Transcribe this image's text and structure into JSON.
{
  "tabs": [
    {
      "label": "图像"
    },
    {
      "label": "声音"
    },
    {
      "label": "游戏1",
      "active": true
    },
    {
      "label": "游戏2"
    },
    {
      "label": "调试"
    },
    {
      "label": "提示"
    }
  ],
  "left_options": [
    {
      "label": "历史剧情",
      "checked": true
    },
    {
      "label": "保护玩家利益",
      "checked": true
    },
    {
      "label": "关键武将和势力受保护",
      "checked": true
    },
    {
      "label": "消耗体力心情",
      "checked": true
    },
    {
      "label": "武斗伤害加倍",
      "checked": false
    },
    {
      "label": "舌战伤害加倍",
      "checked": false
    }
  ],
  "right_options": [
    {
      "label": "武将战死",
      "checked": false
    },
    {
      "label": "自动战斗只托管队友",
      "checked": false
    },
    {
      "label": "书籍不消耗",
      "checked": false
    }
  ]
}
___
» TASK DIRECTIONS
Reproduce each entry exactly, leaving out nothing.

» FULL OUTPUT
Transcribe this image's text and structure into JSON.
{
  "tabs": [
    {
      "label": "图像"
    },
    {
      "label": "声音"
    },
    {
      "label": "游戏1",
      "active": true
    },
    {
      "label": "游戏2"
    },
    {
      "label": "调试"
    },
    {
      "label": "提示"
    }
  ],
  "left_options": [
    {
      "label": "历史剧情",
      "checked": true
    },
    {
      "label": "保护玩家利益",
      "checked": true
    },
    {
      "label": "关键武将和势力受保护",
      "checked": true
    },
    {
      "label": "消耗体力心情",
      "checked": true
    },
    {
      "label": "武斗伤害加倍",
      "checked": false
    },
    {
      "label": "舌战伤害加倍",
      "checked": false
    }
  ],
  "right_options": [
    {
      "label": "武将战死",
      "checked": false
    },
    {
      "label": "自动战斗只托管队友",
      "checked": false
    },
    {
      "label": "书籍不消耗",
      "checked": false
    }
  ]
}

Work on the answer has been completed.